_TASK PROMPT_
According to the abstract on mesoporous cobalt ferrite nanostructures, what is the specific surface area of the obtained CoFe2O4 materials?

_EXERCISE TEXT_
_ _ _ _ _ _ _
A facile hard-templating synthesis of mesoporous spinel CoFe2O4nanostructures as promising electrocatalysts for the H2O2reduction reaction

Abstract

Mesoporous spinel cobalt ferrite (CoFe2O4) nanostructures were synthesized via a facile Al2O3-assisted hard-templating (HT) strategy. Their physicochemical properties were characterized by X-ray diffraction (XRD), scanning electron microscopy-energy dispersive X-ray spectra (SEM-EDS), X-ray photoelectron spectra (XPS) and nitrogen sorption measurements. Their electrocatalytic performances towards H2O2 reduction reaction (HRR) were investigated by cyclic voltammetry (CV), chronoamperometry (CA) and electrochemical impedance spectroscopy (EIS) tests. The obtained CoFe2O4 materials exhibit a superior mesoporous nanostructure with a particle size of around 20 nm, a specific surface area (SSA) of 140.6 m2 g−1 and a mesopore volume of 0.2410 cm3 g−1, which favor their desirable electrocatalytic activity. A current density of 123 mA cm−2 at −0.39 V (vs. Hg/HgO) in 3 M NaOH and 0.5 M H2O2 electrolytes was delivered for HRR. Moreover, the CoFe2O4 electrode exhibits a good stability for the catalytic reaction, showing the promising applications for H2O2-based alkaline fuel cells (AFCs).
_ _ _ _ _ _ _
_DATA LISTING_
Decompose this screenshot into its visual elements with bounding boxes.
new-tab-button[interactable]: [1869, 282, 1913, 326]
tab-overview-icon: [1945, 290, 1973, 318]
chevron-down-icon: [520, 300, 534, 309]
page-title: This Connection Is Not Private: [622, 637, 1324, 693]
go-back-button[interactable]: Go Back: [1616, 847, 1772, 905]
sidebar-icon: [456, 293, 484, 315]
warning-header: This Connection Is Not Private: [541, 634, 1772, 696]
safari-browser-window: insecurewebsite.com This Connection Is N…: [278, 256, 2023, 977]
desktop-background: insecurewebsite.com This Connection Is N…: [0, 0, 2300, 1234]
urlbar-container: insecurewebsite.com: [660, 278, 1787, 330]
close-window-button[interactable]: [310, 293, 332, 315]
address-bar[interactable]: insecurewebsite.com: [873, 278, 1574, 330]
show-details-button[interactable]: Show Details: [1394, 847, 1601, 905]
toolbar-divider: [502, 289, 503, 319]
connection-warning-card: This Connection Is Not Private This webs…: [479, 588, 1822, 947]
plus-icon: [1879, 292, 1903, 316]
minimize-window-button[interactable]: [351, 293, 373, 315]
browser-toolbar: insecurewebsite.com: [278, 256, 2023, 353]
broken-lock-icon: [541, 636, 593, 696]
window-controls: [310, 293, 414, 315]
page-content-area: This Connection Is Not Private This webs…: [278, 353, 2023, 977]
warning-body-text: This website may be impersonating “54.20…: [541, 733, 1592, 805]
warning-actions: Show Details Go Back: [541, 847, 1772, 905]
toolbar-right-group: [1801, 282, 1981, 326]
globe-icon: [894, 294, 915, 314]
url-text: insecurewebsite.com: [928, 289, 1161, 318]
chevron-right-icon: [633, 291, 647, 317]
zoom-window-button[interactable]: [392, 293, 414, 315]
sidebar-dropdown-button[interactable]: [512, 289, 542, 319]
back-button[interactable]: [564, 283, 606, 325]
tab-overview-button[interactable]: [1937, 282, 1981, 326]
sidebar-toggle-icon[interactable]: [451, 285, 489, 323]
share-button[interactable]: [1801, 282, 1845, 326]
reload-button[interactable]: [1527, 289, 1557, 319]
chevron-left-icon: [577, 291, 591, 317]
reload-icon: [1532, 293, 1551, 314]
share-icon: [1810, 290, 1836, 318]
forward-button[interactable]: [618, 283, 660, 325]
_ _ _ _ _ _ _
_YOUR RESPONSE_
140.6 m2 g−1